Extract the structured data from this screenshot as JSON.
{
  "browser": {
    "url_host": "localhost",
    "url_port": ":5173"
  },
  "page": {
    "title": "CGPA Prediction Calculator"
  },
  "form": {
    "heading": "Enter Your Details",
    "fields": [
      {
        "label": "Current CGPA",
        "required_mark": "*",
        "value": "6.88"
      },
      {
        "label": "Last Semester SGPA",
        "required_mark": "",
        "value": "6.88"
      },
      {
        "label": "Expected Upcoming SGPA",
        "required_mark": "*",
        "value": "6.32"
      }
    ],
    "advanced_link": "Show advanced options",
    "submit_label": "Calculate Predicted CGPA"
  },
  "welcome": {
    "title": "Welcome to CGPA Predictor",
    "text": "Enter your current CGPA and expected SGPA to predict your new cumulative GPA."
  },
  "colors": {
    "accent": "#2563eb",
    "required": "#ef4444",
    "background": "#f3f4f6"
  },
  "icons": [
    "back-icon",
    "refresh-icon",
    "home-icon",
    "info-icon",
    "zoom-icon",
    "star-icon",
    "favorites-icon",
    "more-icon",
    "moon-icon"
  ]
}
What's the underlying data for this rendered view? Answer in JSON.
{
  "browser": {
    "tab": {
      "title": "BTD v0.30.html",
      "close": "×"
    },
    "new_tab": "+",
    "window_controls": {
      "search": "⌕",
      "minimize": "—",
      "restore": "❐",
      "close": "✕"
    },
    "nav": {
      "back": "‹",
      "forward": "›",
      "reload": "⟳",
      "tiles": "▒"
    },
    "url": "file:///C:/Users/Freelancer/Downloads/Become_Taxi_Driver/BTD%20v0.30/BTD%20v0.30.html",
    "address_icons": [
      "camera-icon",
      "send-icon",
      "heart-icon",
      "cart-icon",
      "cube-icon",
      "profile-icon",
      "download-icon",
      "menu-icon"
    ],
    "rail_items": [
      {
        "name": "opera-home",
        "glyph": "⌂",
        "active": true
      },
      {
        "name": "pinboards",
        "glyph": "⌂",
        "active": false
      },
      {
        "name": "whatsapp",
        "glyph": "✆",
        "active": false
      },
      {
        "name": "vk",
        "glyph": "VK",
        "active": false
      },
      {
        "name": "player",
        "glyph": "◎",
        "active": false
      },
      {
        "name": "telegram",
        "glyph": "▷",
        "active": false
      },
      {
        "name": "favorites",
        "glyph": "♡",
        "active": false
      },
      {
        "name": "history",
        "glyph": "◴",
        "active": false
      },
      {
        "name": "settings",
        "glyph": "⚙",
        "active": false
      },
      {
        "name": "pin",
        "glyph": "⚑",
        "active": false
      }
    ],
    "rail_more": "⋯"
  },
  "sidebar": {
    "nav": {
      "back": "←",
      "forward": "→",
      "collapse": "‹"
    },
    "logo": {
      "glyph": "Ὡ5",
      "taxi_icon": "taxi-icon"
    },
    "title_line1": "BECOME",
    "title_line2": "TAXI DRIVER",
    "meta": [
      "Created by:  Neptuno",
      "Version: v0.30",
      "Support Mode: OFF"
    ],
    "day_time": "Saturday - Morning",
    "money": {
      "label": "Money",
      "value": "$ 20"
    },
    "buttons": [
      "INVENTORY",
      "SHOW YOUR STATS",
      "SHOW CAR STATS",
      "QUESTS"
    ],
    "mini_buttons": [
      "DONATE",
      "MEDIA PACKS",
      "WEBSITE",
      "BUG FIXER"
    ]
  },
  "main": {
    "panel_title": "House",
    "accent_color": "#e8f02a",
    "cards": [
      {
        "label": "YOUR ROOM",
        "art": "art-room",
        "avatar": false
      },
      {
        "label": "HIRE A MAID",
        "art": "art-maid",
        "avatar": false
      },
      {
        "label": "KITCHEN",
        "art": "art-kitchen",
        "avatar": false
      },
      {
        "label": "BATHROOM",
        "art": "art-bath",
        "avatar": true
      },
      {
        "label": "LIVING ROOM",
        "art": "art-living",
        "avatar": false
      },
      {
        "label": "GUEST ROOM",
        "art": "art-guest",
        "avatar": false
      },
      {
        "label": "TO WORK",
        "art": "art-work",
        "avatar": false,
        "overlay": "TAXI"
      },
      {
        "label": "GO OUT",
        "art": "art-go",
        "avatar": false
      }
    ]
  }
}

■ GOAL ■
Output the records above in their entirety, exactly.

■ FINISHED TASK ■
Extract the structured data from this screenshot as JSON.
{
  "browser": {
    "url_host": "localhost",
    "url_port": ":5173"
  },
  "page": {
    "title": "CGPA Prediction Calculator"
  },
  "form": {
    "heading": "Enter Your Details",
    "fields": [
      {
        "label": "Current CGPA",
        "required_mark": "*",
        "value": "6.88"
      },
      {
        "label": "Last Semester SGPA",
        "required_mark": "",
        "value": "6.88"
      },
      {
        "label": "Expected Upcoming SGPA",
        "required_mark": "*",
        "value": "6.32"
      }
    ],
    "advanced_link": "Show advanced options",
    "submit_label": "Calculate Predicted CGPA"
  },
  "welcome": {
    "title": "Welcome to CGPA Predictor",
    "text": "Enter your current CGPA and expected SGPA to predict your new cumulative GPA."
  },
  "colors": {
    "accent": "#2563eb",
    "required": "#ef4444",
    "background": "#f3f4f6"
  },
  "icons": [
    "back-icon",
    "refresh-icon",
    "home-icon",
    "info-icon",
    "zoom-icon",
    "star-icon",
    "favorites-icon",
    "more-icon",
    "moon-icon"
  ]
}
What's the underlying data for this rendered view? Answer in JSON.
{
  "browser": {
    "tab": {
      "title": "BTD v0.30.html",
      "close": "×"
    },
    "new_tab": "+",
    "window_controls": {
      "search": "⌕",
      "minimize": "—",
      "restore": "❐",
      "close": "✕"
    },
    "nav": {
      "back": "‹",
      "forward": "›",
      "reload": "⟳",
      "tiles": "▒"
    },
    "url": "file:///C:/Users/Freelancer/Downloads/Become_Taxi_Driver/BTD%20v0.30/BTD%20v0.30.html",
    "address_icons": [
      "camera-icon",
      "send-icon",
      "heart-icon",
      "cart-icon",
      "cube-icon",
      "profile-icon",
      "download-icon",
      "menu-icon"
    ],
    "rail_items": [
      {
        "name": "opera-home",
        "glyph": "⌂",
        "active": true
      },
      {
        "name": "pinboards",
        "glyph": "⌂",
        "active": false
      },
      {
        "name": "whatsapp",
        "glyph": "✆",
        "active": false
      },
      {
        "name": "vk",
        "glyph": "VK",
        "active": false
      },
      {
        "name": "player",
        "glyph": "◎",
        "active": false
      },
      {
        "name": "telegram",
        "glyph": "▷",
        "active": false
      },
      {
        "name": "favorites",
        "glyph": "♡",
        "active": false
      },
      {
        "name": "history",
        "glyph": "◴",
        "active": false
      },
      {
        "name": "settings",
        "glyph": "⚙",
        "active": false
      },
      {
        "name": "pin",
        "glyph": "⚑",
        "active": false
      }
    ],
    "rail_more": "⋯"
  },
  "sidebar": {
    "nav": {
      "back": "←",
      "forward": "→",
      "collapse": "‹"
    },
    "logo": {
      "glyph": "Ὡ5",
      "taxi_icon": "taxi-icon"
    },
    "title_line1": "BECOME",
    "title_line2": "TAXI DRIVER",
    "meta": [
      "Created by:  Neptuno",
      "Version: v0.30",
      "Support Mode: OFF"
    ],
    "day_time": "Saturday - Morning",
    "money": {
      "label": "Money",
      "value": "$ 20"
    },
    "buttons": [
      "INVENTORY",
      "SHOW YOUR STATS",
      "SHOW CAR STATS",
      "QUESTS"
    ],
    "mini_buttons": [
      "DONATE",
      "MEDIA PACKS",
      "WEBSITE",
      "BUG FIXER"
    ]
  },
  "main": {
    "panel_title": "House",
    "accent_color": "#e8f02a",
    "cards": [
      {
        "label": "YOUR ROOM",
        "art": "art-room",
        "avatar": false
      },
      {
        "label": "HIRE A MAID",
        "art": "art-maid",
        "avatar": false
      },
      {
        "label": "KITCHEN",
        "art": "art-kitchen",
        "avatar": false
      },
      {
        "label": "BATHROOM",
        "art": "art-bath",
        "avatar": true
      },
      {
        "label": "LIVING ROOM",
        "art": "art-living",
        "avatar": false
      },
      {
        "label": "GUEST ROOM",
        "art": "art-guest",
        "avatar": false
      },
      {
        "label": "TO WORK",
        "art": "art-work",
        "avatar": false,
        "overlay": "TAXI"
      },
      {
        "label": "GO OUT",
        "art": "art-go",
        "avatar": false
      }
    ]
  }
}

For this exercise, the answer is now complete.